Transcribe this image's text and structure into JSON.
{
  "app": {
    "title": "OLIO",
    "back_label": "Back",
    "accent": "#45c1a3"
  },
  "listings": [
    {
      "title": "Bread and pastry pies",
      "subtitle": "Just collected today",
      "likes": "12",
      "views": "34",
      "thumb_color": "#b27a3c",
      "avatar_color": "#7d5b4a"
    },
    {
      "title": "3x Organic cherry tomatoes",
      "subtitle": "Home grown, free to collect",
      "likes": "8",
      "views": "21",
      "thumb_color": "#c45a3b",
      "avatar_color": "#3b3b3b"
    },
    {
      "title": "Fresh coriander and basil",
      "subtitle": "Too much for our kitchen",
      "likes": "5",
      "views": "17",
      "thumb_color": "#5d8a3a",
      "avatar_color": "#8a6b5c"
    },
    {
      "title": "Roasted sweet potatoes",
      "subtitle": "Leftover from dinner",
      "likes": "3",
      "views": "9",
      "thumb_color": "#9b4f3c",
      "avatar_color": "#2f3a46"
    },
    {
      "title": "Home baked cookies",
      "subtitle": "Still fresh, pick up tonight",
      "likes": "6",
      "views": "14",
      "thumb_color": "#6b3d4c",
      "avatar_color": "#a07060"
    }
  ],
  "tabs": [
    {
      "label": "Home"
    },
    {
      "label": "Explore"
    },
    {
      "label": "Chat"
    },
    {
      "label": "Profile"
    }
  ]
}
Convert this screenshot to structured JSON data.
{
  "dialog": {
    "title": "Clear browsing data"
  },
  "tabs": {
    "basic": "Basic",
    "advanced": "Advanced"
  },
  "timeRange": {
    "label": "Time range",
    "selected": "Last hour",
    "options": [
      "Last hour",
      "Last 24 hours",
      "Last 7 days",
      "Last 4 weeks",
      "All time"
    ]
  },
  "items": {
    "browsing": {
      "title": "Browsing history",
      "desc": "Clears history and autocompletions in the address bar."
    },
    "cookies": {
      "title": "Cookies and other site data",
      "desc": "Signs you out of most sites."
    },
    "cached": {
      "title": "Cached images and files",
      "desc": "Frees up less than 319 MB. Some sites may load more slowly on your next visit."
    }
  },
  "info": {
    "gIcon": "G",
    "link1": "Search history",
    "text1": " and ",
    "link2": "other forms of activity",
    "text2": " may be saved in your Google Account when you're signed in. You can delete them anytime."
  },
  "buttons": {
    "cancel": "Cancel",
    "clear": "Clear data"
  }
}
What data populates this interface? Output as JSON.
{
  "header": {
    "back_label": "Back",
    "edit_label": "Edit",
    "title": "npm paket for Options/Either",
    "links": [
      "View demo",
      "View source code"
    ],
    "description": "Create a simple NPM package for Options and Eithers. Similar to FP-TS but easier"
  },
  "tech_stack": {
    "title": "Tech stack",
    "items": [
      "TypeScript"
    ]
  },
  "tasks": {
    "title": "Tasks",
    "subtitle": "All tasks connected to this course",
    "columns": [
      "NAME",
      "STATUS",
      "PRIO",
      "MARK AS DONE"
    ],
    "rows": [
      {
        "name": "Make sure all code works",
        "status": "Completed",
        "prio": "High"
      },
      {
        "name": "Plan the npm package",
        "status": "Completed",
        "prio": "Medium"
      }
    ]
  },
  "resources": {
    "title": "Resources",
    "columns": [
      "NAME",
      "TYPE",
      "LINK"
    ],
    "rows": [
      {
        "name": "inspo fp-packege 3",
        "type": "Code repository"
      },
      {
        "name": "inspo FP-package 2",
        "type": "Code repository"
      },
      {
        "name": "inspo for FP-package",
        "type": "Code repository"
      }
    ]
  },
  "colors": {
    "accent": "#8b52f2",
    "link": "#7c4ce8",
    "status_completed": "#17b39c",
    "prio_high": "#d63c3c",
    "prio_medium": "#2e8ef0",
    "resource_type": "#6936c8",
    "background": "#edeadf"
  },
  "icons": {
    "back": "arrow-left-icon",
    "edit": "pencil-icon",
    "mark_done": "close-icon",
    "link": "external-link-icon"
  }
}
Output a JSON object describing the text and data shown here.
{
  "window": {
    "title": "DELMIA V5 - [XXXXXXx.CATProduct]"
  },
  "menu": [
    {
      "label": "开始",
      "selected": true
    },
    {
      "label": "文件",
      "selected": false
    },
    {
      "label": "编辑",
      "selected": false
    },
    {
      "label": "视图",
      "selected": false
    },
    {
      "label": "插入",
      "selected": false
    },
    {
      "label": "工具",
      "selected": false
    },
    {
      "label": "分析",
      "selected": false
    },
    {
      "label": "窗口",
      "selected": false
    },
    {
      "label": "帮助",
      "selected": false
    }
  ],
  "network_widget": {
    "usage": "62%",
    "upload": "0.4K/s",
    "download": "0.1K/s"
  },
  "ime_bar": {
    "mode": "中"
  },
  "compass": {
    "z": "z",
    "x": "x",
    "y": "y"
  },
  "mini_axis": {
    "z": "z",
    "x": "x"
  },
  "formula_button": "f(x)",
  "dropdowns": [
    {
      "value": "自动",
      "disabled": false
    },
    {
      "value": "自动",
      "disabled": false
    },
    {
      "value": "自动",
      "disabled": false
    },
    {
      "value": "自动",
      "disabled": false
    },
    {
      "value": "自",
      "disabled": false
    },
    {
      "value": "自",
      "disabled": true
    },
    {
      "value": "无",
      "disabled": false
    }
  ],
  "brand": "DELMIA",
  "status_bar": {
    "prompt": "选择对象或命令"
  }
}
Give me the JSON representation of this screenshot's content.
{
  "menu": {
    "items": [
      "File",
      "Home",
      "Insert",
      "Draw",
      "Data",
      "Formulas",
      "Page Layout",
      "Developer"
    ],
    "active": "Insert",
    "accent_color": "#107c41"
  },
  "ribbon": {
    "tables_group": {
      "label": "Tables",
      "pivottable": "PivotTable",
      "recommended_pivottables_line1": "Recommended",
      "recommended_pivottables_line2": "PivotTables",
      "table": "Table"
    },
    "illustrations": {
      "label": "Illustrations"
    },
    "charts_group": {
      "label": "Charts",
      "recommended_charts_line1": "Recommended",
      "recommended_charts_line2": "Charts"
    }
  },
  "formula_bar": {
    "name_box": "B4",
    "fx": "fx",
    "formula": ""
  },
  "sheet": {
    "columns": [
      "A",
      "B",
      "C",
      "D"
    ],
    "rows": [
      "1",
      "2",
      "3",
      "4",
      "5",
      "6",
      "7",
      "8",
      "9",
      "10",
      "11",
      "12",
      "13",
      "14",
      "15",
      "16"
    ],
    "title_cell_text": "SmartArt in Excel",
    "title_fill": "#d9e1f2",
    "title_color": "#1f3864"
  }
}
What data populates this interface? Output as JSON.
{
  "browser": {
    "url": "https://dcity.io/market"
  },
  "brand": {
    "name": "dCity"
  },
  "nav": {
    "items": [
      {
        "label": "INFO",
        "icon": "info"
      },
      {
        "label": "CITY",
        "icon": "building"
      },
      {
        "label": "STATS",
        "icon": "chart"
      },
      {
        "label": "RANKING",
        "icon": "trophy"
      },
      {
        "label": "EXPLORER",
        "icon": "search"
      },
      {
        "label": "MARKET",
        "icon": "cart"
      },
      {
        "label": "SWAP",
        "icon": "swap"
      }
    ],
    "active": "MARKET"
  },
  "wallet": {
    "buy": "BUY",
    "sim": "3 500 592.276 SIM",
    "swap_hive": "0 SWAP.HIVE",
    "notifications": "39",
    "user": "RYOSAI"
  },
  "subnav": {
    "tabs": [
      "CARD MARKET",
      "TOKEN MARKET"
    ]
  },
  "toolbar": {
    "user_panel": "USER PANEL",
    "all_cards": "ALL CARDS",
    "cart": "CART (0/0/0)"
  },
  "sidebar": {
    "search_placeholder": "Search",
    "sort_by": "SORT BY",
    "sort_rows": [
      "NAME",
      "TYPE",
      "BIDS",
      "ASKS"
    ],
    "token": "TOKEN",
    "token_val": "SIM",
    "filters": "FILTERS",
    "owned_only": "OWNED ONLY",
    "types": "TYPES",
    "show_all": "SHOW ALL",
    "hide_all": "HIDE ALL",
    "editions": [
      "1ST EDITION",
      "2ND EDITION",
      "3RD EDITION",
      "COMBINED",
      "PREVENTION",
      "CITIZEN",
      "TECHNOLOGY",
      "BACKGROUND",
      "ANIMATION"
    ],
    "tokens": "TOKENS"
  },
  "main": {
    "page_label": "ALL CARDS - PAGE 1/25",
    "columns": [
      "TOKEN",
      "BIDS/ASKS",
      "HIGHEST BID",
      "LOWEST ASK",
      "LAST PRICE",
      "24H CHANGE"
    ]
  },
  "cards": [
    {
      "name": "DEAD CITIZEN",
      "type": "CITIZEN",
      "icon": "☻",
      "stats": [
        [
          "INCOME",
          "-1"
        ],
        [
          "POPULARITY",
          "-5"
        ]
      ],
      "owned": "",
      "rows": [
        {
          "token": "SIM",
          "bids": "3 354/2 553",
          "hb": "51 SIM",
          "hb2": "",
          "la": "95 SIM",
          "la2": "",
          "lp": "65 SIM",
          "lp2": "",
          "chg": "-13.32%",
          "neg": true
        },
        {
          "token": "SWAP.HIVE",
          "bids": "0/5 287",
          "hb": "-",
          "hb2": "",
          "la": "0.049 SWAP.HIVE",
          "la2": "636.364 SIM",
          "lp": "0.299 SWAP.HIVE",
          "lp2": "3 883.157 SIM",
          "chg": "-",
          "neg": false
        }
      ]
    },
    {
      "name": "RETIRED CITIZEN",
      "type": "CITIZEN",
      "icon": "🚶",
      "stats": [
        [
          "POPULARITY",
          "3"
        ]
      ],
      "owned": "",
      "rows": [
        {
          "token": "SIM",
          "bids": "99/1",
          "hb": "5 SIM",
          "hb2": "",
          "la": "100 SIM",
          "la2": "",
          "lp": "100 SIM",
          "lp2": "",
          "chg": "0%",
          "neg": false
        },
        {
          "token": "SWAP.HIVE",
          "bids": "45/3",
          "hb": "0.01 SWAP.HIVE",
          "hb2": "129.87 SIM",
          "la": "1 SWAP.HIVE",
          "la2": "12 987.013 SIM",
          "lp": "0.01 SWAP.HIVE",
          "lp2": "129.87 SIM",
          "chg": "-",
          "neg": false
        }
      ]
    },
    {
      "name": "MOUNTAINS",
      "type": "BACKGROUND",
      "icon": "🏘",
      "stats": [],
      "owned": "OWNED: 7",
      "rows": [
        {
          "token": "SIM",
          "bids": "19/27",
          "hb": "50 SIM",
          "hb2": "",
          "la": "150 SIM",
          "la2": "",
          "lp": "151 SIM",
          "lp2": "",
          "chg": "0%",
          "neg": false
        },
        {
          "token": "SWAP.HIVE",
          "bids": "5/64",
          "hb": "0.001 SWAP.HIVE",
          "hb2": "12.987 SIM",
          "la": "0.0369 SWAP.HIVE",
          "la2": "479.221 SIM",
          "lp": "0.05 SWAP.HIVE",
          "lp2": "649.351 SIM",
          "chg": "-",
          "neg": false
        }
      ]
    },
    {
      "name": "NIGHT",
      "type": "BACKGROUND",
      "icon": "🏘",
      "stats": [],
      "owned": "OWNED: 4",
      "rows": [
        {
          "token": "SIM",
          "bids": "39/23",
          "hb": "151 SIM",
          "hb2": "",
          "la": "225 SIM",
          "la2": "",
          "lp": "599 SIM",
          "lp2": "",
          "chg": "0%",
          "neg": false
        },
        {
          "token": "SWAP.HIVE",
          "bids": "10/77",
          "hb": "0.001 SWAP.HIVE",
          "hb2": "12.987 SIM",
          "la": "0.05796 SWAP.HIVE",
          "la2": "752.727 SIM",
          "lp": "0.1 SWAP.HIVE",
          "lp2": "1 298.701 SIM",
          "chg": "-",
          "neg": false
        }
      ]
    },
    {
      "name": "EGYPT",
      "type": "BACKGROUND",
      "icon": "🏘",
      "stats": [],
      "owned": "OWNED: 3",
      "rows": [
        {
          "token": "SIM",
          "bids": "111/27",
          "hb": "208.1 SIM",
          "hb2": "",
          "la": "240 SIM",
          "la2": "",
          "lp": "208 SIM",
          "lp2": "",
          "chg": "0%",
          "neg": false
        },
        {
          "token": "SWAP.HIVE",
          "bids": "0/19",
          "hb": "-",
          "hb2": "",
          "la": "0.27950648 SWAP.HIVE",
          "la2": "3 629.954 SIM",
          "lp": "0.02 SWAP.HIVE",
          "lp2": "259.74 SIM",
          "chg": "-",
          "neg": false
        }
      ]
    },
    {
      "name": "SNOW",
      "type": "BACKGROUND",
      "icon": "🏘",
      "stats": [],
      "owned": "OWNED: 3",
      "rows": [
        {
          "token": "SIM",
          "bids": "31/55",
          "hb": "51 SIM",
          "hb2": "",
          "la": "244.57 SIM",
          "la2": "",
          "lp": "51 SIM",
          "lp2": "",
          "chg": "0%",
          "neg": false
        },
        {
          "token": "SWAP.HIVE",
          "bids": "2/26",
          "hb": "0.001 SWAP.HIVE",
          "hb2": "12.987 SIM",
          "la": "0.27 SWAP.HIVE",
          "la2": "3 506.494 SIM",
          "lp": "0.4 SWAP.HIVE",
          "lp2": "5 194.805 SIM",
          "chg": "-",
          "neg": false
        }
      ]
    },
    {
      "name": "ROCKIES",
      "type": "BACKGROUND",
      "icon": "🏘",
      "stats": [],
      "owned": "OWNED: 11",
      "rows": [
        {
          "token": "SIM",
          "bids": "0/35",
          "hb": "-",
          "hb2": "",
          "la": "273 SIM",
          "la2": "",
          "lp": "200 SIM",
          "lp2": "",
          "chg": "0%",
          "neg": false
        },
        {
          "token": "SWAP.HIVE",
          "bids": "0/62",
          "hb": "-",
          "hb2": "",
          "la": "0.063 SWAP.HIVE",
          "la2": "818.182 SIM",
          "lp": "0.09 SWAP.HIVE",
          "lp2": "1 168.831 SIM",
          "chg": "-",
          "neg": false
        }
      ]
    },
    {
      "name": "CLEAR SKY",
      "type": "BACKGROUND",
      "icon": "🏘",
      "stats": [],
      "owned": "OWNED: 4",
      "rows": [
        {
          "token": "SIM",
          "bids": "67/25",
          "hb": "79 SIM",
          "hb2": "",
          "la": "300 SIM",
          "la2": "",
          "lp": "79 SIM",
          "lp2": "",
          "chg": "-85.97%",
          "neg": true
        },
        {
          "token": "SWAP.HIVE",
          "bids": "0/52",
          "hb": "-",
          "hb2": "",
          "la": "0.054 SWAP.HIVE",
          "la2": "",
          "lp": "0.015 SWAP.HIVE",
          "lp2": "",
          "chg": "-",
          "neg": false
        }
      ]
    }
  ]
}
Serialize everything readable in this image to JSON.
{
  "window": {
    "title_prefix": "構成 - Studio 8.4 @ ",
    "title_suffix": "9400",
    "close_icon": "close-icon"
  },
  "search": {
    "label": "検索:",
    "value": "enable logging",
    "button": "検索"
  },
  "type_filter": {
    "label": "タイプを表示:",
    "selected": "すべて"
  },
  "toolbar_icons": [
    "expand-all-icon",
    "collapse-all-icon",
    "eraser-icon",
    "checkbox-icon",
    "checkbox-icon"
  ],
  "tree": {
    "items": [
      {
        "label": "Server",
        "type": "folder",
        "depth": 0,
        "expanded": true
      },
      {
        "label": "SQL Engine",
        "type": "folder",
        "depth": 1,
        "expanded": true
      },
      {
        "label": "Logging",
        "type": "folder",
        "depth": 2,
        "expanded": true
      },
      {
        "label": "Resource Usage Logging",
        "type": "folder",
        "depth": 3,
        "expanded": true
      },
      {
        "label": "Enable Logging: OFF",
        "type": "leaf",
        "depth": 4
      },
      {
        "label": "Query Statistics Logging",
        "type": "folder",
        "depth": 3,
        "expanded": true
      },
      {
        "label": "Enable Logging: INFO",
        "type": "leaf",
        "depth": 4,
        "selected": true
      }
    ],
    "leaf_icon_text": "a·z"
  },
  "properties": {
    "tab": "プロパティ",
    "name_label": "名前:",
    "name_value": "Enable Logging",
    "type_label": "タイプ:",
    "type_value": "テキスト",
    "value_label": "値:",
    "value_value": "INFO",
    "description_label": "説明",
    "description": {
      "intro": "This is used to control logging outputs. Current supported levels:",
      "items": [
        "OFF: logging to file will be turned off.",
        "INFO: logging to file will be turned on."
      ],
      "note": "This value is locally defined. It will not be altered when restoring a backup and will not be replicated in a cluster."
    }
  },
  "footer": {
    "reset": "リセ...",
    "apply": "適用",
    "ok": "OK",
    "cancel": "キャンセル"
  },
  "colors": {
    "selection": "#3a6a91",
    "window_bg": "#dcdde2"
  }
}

# # #

Pick out each line that holds the string "screenshot".

* [WRITTEN SOLUTION]:
Convert this screenshot to structured JSON data.
Give me the JSON representation of this screenshot's content.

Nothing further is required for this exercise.